-------- PROVIDED RECORDS

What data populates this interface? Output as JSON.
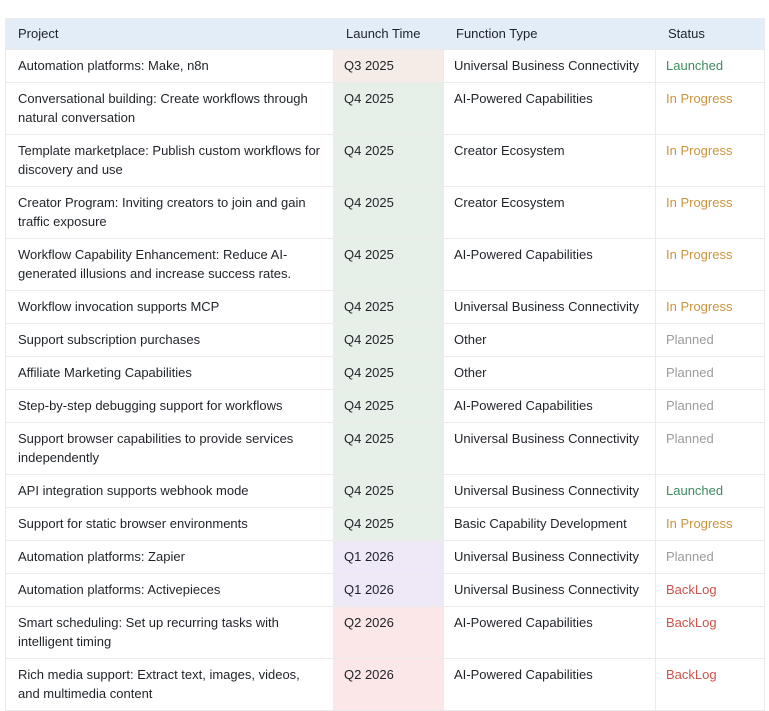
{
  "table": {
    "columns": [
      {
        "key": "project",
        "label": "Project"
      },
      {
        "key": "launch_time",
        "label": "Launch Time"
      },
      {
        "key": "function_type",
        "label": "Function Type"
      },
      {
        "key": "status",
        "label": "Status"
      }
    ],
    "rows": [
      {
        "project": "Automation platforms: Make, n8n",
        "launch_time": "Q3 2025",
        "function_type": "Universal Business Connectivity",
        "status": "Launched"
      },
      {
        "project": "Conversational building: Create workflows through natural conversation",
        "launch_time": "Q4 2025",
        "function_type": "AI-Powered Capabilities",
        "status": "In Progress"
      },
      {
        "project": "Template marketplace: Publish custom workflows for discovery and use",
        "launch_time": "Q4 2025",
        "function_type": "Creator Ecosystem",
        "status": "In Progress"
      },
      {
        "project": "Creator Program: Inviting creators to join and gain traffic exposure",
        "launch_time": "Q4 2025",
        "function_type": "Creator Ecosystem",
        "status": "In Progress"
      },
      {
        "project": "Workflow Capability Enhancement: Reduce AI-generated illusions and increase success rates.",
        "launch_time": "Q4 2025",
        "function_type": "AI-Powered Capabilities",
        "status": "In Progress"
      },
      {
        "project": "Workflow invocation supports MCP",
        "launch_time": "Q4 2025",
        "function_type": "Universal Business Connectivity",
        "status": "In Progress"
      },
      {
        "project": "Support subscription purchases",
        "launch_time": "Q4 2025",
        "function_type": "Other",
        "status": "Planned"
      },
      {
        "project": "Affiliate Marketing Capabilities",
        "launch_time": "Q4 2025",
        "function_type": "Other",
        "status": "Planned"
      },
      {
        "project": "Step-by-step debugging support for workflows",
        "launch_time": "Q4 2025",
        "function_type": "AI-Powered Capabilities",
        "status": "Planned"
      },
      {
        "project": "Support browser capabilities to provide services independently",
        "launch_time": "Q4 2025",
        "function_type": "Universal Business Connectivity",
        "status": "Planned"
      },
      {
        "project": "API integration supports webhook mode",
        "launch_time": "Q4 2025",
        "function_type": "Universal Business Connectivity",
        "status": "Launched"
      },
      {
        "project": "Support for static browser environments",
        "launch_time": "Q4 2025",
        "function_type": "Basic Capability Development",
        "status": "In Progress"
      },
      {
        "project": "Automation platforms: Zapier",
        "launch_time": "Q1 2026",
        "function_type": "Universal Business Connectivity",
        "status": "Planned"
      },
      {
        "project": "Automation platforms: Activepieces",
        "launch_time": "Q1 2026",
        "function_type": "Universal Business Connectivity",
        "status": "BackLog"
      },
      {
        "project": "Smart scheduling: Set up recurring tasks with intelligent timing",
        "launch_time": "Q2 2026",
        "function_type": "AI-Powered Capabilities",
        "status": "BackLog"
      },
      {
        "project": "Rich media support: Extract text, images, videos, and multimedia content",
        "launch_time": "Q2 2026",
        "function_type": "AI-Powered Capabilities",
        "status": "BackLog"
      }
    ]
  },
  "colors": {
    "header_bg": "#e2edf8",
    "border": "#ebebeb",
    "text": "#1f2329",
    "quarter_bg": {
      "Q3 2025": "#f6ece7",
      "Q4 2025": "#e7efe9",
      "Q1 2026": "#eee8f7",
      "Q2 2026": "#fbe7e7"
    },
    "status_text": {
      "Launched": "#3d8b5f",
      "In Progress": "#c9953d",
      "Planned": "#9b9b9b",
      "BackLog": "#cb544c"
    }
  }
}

----------------
-------- PROVIDED RECORDS

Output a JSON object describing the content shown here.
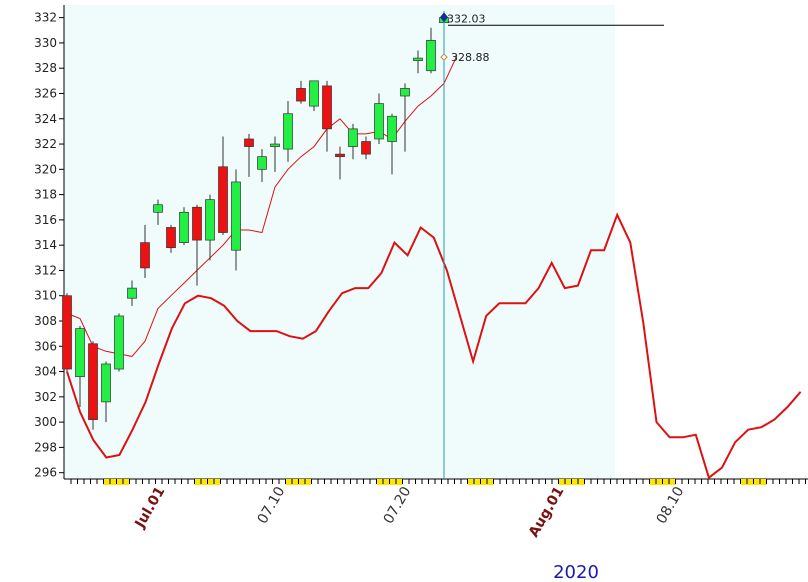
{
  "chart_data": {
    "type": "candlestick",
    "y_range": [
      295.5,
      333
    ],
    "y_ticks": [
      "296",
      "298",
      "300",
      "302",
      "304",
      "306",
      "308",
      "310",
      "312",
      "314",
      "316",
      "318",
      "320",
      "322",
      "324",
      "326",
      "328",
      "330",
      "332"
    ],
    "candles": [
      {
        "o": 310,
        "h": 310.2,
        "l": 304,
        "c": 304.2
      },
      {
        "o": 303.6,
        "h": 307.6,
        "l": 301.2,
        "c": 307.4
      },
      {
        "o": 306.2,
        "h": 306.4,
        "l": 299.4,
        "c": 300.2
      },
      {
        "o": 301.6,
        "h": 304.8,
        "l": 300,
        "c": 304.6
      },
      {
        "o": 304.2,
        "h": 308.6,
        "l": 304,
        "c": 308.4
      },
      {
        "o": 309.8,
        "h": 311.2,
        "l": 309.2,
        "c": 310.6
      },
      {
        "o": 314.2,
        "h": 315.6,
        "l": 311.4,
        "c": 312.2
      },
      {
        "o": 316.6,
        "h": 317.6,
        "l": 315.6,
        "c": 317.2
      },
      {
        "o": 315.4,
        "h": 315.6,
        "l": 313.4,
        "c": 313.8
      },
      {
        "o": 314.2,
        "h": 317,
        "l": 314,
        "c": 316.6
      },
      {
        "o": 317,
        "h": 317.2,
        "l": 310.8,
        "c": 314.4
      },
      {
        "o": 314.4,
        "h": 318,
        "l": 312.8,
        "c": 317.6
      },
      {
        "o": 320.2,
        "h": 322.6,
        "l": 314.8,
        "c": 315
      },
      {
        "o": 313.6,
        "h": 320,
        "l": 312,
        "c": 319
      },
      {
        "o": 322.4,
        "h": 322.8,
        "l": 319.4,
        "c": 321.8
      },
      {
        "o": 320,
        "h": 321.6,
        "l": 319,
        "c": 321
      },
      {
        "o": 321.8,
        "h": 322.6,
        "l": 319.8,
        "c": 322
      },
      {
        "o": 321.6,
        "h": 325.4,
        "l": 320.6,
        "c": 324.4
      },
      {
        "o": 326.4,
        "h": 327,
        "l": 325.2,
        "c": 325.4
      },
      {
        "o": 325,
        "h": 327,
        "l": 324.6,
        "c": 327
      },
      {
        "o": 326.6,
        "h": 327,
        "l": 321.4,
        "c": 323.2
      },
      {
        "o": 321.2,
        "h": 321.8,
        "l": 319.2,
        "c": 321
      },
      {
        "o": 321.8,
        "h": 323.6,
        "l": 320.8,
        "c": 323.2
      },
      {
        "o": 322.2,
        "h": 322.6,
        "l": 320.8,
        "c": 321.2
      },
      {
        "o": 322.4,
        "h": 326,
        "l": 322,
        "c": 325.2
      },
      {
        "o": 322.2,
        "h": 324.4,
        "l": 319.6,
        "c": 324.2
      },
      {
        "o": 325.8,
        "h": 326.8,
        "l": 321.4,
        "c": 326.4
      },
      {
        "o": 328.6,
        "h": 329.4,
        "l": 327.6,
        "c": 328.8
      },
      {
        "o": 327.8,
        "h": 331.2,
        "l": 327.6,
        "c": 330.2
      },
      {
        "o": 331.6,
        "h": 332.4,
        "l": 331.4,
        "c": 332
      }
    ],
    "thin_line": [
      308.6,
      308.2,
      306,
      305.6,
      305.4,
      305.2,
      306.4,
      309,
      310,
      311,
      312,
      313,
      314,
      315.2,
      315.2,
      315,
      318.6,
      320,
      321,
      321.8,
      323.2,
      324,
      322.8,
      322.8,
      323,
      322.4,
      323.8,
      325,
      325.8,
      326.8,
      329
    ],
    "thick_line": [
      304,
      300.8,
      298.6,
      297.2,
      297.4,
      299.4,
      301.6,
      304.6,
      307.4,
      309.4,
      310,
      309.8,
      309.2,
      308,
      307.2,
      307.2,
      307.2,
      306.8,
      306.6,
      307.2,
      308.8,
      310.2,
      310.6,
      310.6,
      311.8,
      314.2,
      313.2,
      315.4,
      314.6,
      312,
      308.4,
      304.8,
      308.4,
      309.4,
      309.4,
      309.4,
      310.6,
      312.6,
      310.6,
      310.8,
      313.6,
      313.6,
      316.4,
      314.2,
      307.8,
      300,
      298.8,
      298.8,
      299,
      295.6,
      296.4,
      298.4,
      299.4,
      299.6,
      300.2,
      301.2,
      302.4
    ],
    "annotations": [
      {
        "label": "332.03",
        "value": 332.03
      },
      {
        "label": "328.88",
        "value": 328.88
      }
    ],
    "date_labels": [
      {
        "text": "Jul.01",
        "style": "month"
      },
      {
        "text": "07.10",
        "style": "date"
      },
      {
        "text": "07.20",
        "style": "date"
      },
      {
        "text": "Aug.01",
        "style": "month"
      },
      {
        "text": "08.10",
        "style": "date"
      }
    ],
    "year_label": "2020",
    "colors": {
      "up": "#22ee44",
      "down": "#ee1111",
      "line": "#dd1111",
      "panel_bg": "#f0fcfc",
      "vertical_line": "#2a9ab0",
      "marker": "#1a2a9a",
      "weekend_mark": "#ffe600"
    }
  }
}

----------------

Among the entries above, how many lines hold the string "supports"? Respond with nothing but the number.

OUTPUT ->
2